DATA TO PROCESS:
_ _ _ _
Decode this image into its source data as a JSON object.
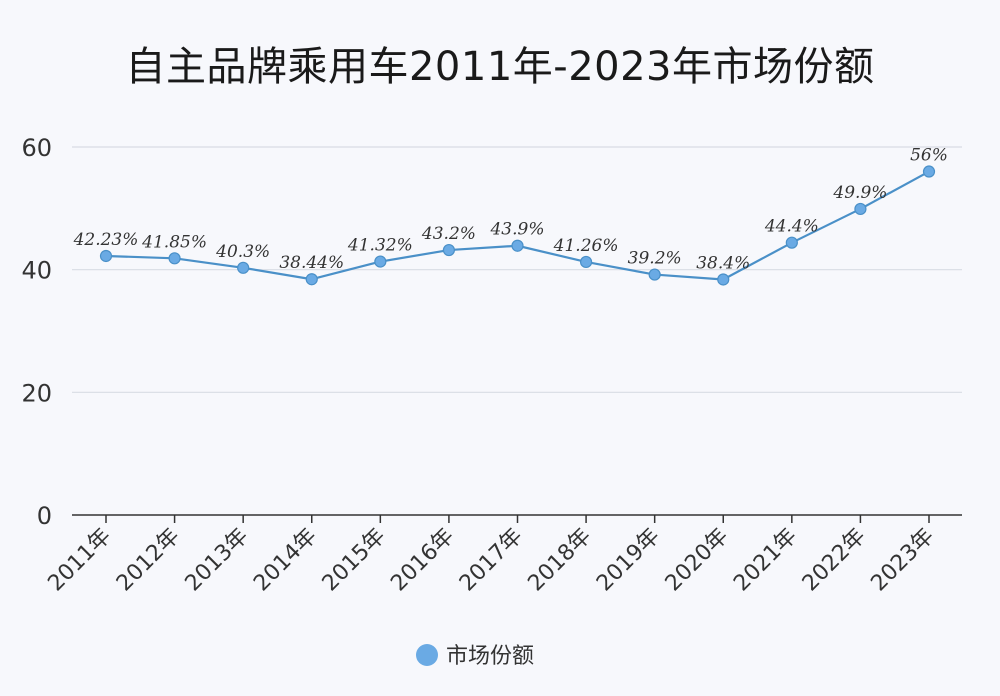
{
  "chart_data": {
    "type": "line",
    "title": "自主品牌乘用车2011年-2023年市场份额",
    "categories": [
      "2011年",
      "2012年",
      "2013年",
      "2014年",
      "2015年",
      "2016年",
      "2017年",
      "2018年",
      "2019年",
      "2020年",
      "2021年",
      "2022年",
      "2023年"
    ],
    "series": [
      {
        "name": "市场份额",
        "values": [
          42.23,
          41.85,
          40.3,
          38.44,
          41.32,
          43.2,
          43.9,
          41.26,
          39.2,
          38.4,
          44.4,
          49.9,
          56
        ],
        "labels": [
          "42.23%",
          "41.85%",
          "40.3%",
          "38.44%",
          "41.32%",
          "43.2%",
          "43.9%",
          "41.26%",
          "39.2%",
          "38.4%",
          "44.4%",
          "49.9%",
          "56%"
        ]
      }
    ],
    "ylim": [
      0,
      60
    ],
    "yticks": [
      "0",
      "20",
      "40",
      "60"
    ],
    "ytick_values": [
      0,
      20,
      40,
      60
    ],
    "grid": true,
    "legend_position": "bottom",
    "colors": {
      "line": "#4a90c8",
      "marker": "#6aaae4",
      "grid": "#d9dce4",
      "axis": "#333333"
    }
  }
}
_ _ _ _
AIM: Return the listing above word for word, with the pictures removed.

SOLUTION:
Decode this image into its source data as a JSON object.
{
  "chart_data": {
    "type": "line",
    "title": "自主品牌乘用车2011年-2023年市场份额",
    "categories": [
      "2011年",
      "2012年",
      "2013年",
      "2014年",
      "2015年",
      "2016年",
      "2017年",
      "2018年",
      "2019年",
      "2020年",
      "2021年",
      "2022年",
      "2023年"
    ],
    "series": [
      {
        "name": "市场份额",
        "values": [
          42.23,
          41.85,
          40.3,
          38.44,
          41.32,
          43.2,
          43.9,
          41.26,
          39.2,
          38.4,
          44.4,
          49.9,
          56
        ],
        "labels": [
          "42.23%",
          "41.85%",
          "40.3%",
          "38.44%",
          "41.32%",
          "43.2%",
          "43.9%",
          "41.26%",
          "39.2%",
          "38.4%",
          "44.4%",
          "49.9%",
          "56%"
        ]
      }
    ],
    "ylim": [
      0,
      60
    ],
    "yticks": [
      "0",
      "20",
      "40",
      "60"
    ],
    "ytick_values": [
      0,
      20,
      40,
      60
    ],
    "grid": true,
    "legend_position": "bottom",
    "colors": {
      "line": "#4a90c8",
      "marker": "#6aaae4",
      "grid": "#d9dce4",
      "axis": "#333333"
    }
  }
}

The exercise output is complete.